**Problem to solve**
Select all lines in the records that include "pittore".
--------------------
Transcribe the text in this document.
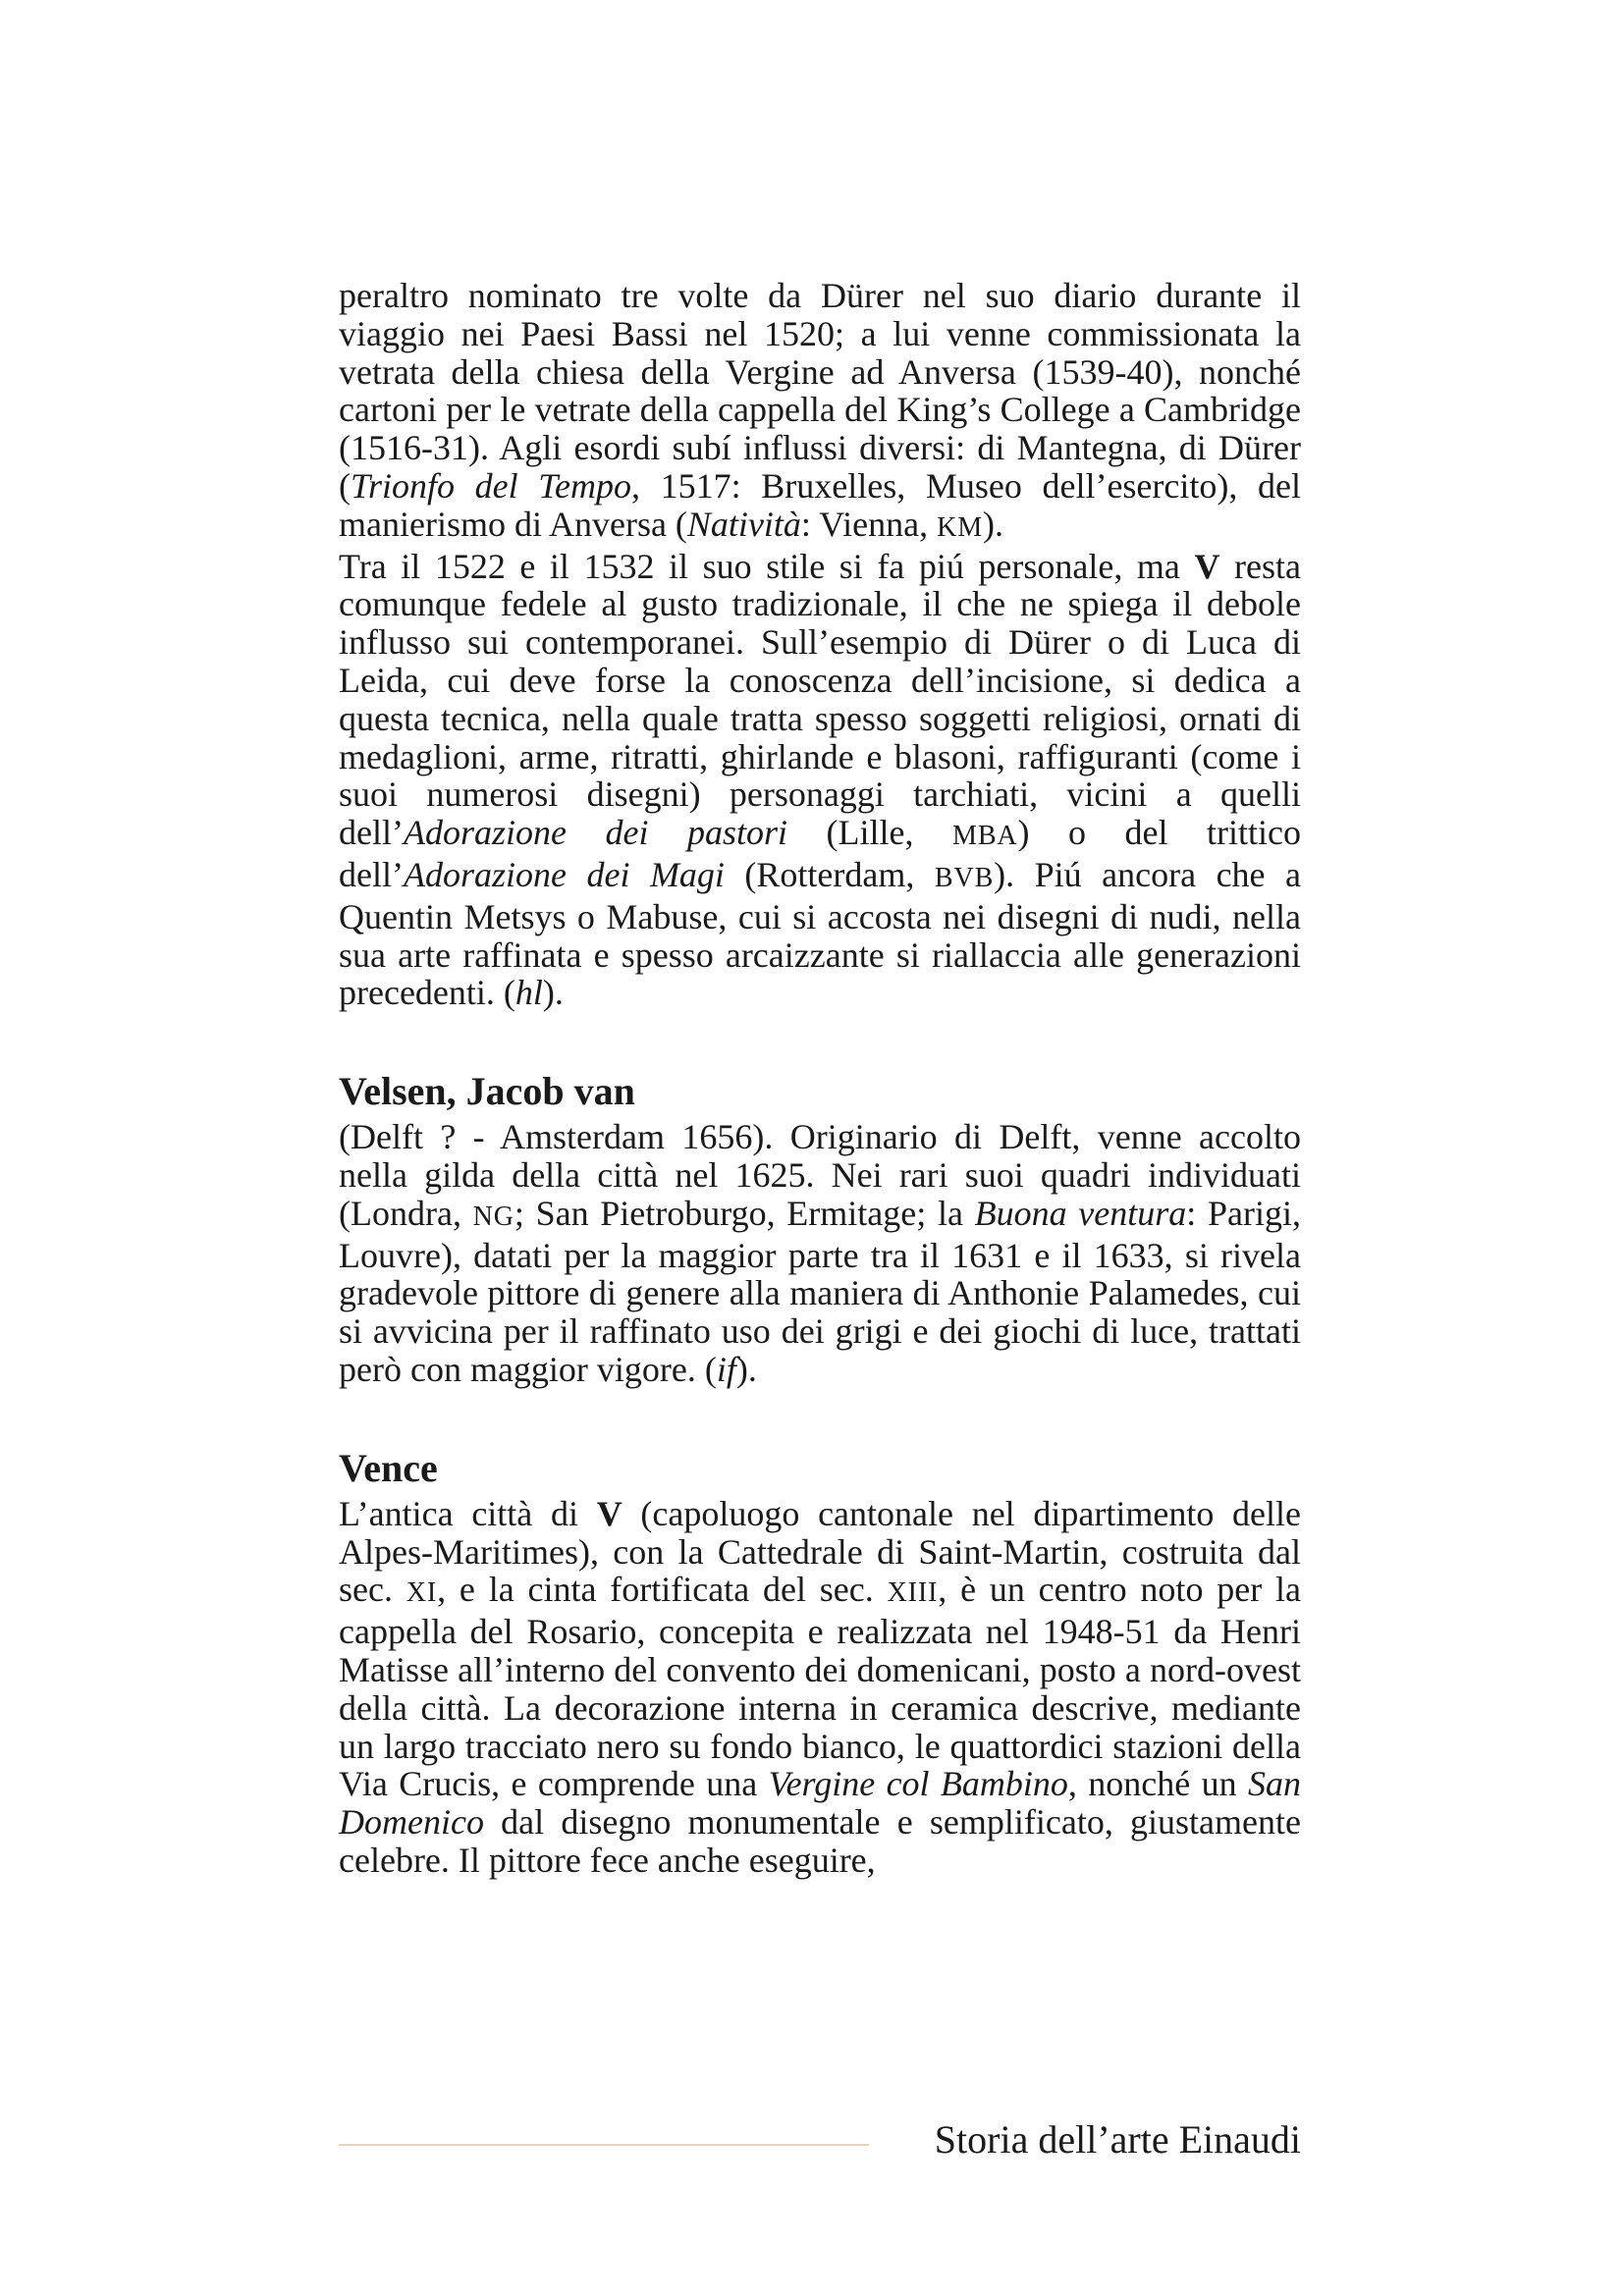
peraltro nominato tre volte da Dürer nel suo diario durante il viaggio nei Paesi Bassi nel 1520; a lui venne commissionata la vetrata della chiesa della Vergine ad Anversa (1539-40), nonché cartoni per le vetrate della cappella del King’s College a Cambridge (1516-31). Agli esordi subí influssi diversi: di Mantegna, di Dürer (Trionfo del Tempo, 1517: Bruxelles, Museo dell’esercito), del manierismo di Anversa (Natività: Vienna, KM).

Tra il 1522 e il 1532 il suo stile si fa piú personale, ma V resta comunque fedele al gusto tradizionale, il che ne spiega il debole influsso sui contemporanei. Sull’esempio di Dürer o di Luca di Leida, cui deve forse la conoscenza dell’incisione, si dedica a questa tecnica, nella quale tratta spesso soggetti religiosi, ornati di medaglioni, arme, ritratti, ghirlande e blasoni, raffiguranti (come i suoi numerosi disegni) personaggi tarchiati, vicini a quelli dell’Adorazione dei pastori (Lille, MBA) o del trittico dell’Adorazione dei Magi (Rotterdam, BVB). Piú ancora che a Quentin Metsys o Mabuse, cui si accosta nei disegni di nudi, nella sua arte raffinata e spesso arcaizzante si riallaccia alle generazioni precedenti. (hl).

Velsen, Jacob van

(Delft ? - Amsterdam 1656). Originario di Delft, venne accolto nella gilda della città nel 1625. Nei rari suoi quadri individuati (Londra, NG; San Pietroburgo, Ermitage; la Buona ventura: Parigi, Louvre), datati per la maggior parte tra il 1631 e il 1633, si rivela gradevole pittore di genere alla maniera di Anthonie Palamedes, cui si avvicina per il raffinato uso dei grigi e dei giochi di luce, trattati però con maggior vigore. (if).

Vence

L’antica città di V (capoluogo cantonale nel dipartimento delle Alpes-Maritimes), con la Cattedrale di Saint-Martin, costruita dal sec. XI, e la cinta fortificata del sec. XIII, è un centro noto per la cappella del Rosario, concepita e realizzata nel 1948-51 da Henri Matisse all’interno del convento dei domenicani, posto a nord-ovest della città. La decorazione interna in ceramica descrive, mediante un largo tracciato nero su fondo bianco, le quattordici stazioni della Via Crucis, e comprende una Vergine col Bambino, nonché un San Domenico dal disegno monumentale e semplificato, giustamente celebre. Il pittore fece anche eseguire,

Storia dell’arte Einaudi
--------------------
**Task result**
(Delft ? - Amsterdam 1656). Originario di Delft, venne accolto nella gilda della città nel 1625. Nei rari suoi quadri individuati (Londra, NG; San Pietroburgo, Ermitage; la Buona ventura: Parigi, Louvre), datati per la maggior parte tra il 1631 e il 1633, si rivela gradevole pittore di genere alla maniera di Anthonie Palamedes, cui si avvicina per il raffinato uso dei grigi e dei giochi di luce, trattati però con maggior vigore. (if).
L’antica città di V (capoluogo cantonale nel dipartimento delle Alpes-Maritimes), con la Cattedrale di Saint-Martin, costruita dal sec. XI, e la cinta fortificata del sec. XIII, è un centro noto per la cappella del Rosario, concepita e realizzata nel 1948-51 da Henri Matisse all’interno del convento dei domenicani, posto a nord-ovest della città. La decorazione interna in ceramica descrive, mediante un largo tracciato nero su fondo bianco, le quattordici stazioni della Via Crucis, e comprende una Vergine col Bambino, nonché un San Domenico dal disegno monumentale e semplificato, giustamente celebre. Il pittore fece anche eseguire,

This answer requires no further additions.